▶ _EXERCISE AIM_
Return each line of the records holding the string "from".
---- MATERIAL TO PROCESS
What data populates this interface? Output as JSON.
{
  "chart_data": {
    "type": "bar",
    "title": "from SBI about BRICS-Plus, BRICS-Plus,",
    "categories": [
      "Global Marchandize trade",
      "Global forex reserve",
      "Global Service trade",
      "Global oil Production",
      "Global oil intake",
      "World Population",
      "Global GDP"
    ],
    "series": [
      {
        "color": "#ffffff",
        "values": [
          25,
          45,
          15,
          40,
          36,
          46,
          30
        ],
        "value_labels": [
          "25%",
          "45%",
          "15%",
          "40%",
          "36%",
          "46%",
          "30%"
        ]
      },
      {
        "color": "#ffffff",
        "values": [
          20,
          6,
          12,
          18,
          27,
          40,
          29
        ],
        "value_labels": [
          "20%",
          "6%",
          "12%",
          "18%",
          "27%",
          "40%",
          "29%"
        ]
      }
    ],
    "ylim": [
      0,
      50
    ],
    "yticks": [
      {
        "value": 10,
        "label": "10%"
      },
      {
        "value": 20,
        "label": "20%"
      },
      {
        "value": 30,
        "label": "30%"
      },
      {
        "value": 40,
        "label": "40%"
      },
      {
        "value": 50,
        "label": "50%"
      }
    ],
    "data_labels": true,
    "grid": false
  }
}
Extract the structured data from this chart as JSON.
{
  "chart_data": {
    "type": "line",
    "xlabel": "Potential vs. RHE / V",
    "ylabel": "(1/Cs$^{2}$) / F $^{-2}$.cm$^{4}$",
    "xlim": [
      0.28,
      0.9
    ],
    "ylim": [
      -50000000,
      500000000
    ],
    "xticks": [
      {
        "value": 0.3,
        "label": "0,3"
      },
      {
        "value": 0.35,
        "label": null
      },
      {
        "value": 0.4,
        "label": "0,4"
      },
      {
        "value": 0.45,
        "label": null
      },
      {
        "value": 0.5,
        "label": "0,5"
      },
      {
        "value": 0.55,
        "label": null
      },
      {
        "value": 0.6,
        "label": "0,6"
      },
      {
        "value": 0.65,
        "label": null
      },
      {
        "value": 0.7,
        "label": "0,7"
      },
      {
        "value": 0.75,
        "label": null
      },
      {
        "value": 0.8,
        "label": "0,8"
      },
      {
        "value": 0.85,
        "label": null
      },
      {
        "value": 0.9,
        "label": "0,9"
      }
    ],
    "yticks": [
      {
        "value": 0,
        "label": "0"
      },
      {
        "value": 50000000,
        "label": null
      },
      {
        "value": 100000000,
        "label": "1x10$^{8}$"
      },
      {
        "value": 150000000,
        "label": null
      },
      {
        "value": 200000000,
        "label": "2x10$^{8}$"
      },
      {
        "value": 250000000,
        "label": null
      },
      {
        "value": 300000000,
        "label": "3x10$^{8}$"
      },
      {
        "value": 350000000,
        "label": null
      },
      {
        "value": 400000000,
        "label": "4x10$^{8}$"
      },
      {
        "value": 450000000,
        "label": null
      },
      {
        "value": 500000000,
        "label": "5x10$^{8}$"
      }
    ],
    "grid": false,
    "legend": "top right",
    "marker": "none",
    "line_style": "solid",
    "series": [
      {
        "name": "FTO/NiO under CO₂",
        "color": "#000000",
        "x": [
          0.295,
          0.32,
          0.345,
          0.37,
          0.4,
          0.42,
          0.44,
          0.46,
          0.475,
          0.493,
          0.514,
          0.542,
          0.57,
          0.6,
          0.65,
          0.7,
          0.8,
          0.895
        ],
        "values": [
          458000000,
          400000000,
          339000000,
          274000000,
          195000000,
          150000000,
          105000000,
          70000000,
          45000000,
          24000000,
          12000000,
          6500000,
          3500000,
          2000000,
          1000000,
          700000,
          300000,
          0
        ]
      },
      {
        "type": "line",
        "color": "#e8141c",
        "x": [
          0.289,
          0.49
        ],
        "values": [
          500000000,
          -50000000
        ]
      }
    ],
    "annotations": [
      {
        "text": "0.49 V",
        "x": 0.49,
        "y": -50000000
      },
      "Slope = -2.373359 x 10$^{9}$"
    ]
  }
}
--------
▶ _TASK OUTPUT_
    "title": "from SBI about BRICS-Plus, BRICS-Plus,",
Extract the structured data from this chart as JSON.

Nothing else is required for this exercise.